* _GIVEN PROBLEM_
Write the number of lines holding the word "siedzibie", and nothing else.

------------------------------------------------------------------------

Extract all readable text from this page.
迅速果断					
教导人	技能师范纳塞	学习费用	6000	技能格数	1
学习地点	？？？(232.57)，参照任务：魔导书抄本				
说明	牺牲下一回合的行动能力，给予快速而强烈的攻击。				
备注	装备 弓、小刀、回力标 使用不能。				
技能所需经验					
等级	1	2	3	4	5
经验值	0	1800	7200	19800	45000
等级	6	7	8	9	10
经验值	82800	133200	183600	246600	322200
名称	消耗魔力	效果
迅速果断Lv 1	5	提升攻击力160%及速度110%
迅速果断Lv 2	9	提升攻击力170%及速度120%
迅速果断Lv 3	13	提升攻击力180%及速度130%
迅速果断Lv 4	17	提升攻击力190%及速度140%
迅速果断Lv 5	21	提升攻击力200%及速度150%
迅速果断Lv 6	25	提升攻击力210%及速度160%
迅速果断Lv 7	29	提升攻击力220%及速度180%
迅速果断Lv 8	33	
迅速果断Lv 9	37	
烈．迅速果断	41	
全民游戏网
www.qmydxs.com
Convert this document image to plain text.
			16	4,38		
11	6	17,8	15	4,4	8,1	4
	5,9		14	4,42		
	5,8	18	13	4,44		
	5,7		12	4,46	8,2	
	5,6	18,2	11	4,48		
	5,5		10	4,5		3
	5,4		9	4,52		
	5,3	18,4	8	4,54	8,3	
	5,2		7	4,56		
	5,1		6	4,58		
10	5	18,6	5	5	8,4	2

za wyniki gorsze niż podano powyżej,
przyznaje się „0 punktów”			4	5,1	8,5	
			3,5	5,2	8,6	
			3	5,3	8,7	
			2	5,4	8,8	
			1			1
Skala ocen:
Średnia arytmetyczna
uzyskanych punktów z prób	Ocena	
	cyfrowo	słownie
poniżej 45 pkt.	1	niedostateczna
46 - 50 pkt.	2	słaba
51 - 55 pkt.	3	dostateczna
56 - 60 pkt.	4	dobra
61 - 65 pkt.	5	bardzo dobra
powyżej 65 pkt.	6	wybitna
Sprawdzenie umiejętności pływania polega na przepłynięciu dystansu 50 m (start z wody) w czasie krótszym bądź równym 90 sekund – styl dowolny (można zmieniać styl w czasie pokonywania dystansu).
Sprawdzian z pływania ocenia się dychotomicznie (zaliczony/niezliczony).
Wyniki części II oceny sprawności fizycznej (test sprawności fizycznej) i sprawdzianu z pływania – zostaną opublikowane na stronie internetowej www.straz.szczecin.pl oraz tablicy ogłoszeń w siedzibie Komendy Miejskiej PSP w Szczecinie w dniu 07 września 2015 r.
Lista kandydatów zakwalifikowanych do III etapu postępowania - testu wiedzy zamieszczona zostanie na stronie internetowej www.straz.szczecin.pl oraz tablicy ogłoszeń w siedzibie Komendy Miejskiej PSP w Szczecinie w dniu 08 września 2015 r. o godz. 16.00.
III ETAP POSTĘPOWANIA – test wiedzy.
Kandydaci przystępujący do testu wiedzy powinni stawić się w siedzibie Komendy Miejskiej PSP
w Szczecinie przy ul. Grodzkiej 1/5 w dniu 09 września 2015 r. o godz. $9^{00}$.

------------------------------------------------------------------------

* _RESULT_
3